Collection entries:
********

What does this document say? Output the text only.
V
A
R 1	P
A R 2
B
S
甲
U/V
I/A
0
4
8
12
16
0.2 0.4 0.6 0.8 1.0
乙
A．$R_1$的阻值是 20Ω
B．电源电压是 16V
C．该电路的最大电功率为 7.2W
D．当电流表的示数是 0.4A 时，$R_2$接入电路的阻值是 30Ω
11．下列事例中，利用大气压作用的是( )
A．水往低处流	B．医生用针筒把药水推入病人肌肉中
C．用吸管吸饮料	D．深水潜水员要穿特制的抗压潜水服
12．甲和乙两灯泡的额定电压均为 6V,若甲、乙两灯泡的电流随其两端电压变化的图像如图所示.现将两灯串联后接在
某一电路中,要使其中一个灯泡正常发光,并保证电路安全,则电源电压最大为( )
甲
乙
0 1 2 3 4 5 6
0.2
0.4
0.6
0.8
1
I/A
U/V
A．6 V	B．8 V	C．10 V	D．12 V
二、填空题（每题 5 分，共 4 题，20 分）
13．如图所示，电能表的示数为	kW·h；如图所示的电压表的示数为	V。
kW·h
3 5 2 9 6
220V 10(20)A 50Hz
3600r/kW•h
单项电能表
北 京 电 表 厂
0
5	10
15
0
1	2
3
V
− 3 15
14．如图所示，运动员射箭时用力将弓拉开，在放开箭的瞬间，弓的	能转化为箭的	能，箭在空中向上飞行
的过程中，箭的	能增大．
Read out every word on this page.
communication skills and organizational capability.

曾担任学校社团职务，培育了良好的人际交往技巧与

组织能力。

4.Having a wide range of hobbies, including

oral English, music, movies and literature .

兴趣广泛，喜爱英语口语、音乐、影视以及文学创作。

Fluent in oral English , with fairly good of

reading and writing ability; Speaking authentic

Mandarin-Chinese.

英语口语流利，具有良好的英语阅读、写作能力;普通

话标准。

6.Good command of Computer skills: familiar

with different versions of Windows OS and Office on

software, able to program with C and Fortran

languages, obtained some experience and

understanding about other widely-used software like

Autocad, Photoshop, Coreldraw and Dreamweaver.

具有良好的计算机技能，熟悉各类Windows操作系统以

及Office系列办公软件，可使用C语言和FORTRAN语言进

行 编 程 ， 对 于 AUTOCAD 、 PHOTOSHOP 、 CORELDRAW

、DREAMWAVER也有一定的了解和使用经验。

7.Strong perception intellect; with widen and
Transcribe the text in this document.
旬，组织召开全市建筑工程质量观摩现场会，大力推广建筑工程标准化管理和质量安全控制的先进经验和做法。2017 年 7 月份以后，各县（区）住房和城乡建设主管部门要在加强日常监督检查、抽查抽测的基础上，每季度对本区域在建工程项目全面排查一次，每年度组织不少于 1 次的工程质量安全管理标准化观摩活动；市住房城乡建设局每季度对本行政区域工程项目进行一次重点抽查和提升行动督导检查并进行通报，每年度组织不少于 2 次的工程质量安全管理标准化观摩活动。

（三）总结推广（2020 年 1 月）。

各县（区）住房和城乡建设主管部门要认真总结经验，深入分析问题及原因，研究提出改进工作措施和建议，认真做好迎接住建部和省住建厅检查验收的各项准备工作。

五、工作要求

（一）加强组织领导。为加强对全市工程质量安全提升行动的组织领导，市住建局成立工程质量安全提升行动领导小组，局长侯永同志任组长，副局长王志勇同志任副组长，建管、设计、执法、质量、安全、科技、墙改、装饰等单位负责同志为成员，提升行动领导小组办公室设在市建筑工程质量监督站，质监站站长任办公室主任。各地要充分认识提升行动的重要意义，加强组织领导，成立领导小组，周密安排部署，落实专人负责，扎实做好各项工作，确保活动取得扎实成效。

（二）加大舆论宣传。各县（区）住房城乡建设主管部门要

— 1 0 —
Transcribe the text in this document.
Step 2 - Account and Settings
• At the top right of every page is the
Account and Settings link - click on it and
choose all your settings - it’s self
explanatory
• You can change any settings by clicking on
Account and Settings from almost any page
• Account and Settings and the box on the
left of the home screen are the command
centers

********

Short exercise >> Transcribe the data. Leave every line exactly as it is.

Result for this exercise >>
What does this document say? Output the text only.
V
A
R 1	P
A R 2
B
S
甲
U/V
I/A
0
4
8
12
16
0.2 0.4 0.6 0.8 1.0
乙
A．$R_1$的阻值是 20Ω
B．电源电压是 16V
C．该电路的最大电功率为 7.2W
D．当电流表的示数是 0.4A 时，$R_2$接入电路的阻值是 30Ω
11．下列事例中，利用大气压作用的是( )
A．水往低处流	B．医生用针筒把药水推入病人肌肉中
C．用吸管吸饮料	D．深水潜水员要穿特制的抗压潜水服
12．甲和乙两灯泡的额定电压均为 6V,若甲、乙两灯泡的电流随其两端电压变化的图像如图所示.现将两灯串联后接在
某一电路中,要使其中一个灯泡正常发光,并保证电路安全,则电源电压最大为( )
甲
乙
0 1 2 3 4 5 6
0.2
0.4
0.6
0.8
1
I/A
U/V
A．6 V	B．8 V	C．10 V	D．12 V
二、填空题（每题 5 分，共 4 题，20 分）
13．如图所示，电能表的示数为	kW·h；如图所示的电压表的示数为	V。
kW·h
3 5 2 9 6
220V 10(20)A 50Hz
3600r/kW•h
单项电能表
北 京 电 表 厂
0
5	10
15
0
1	2
3
V
− 3 15
14．如图所示，运动员射箭时用力将弓拉开，在放开箭的瞬间，弓的	能转化为箭的	能，箭在空中向上飞行
的过程中，箭的	能增大．
Read out every word on this page.
communication skills and organizational capability.

曾担任学校社团职务，培育了良好的人际交往技巧与

组织能力。

4.Having a wide range of hobbies, including

oral English, music, movies and literature .

兴趣广泛，喜爱英语口语、音乐、影视以及文学创作。

Fluent in oral English , with fairly good of

reading and writing ability; Speaking authentic

Mandarin-Chinese.

英语口语流利，具有良好的英语阅读、写作能力;普通

话标准。

6.Good command of Computer skills: familiar

with different versions of Windows OS and Office on

software, able to program with C and Fortran

languages, obtained some experience and

understanding about other widely-used software like

Autocad, Photoshop, Coreldraw and Dreamweaver.

具有良好的计算机技能，熟悉各类Windows操作系统以

及Office系列办公软件，可使用C语言和FORTRAN语言进

行 编 程 ， 对 于 AUTOCAD 、 PHOTOSHOP 、 CORELDRAW

、DREAMWAVER也有一定的了解和使用经验。

7.Strong perception intellect; with widen and
Transcribe the text in this document.
旬，组织召开全市建筑工程质量观摩现场会，大力推广建筑工程标准化管理和质量安全控制的先进经验和做法。2017 年 7 月份以后，各县（区）住房和城乡建设主管部门要在加强日常监督检查、抽查抽测的基础上，每季度对本区域在建工程项目全面排查一次，每年度组织不少于 1 次的工程质量安全管理标准化观摩活动；市住房城乡建设局每季度对本行政区域工程项目进行一次重点抽查和提升行动督导检查并进行通报，每年度组织不少于 2 次的工程质量安全管理标准化观摩活动。

（三）总结推广（2020 年 1 月）。

各县（区）住房和城乡建设主管部门要认真总结经验，深入分析问题及原因，研究提出改进工作措施和建议，认真做好迎接住建部和省住建厅检查验收的各项准备工作。

五、工作要求

（一）加强组织领导。为加强对全市工程质量安全提升行动的组织领导，市住建局成立工程质量安全提升行动领导小组，局长侯永同志任组长，副局长王志勇同志任副组长，建管、设计、执法、质量、安全、科技、墙改、装饰等单位负责同志为成员，提升行动领导小组办公室设在市建筑工程质量监督站，质监站站长任办公室主任。各地要充分认识提升行动的重要意义，加强组织领导，成立领导小组，周密安排部署，落实专人负责，扎实做好各项工作，确保活动取得扎实成效。

（二）加大舆论宣传。各县（区）住房城乡建设主管部门要

— 1 0 —
Transcribe the text in this document.
Step 2 - Account and Settings
• At the top right of every page is the
Account and Settings link - click on it and
choose all your settings - it’s self
explanatory
• You can change any settings by clicking on
Account and Settings from almost any page
• Account and Settings and the box on the
left of the home screen are the command
centers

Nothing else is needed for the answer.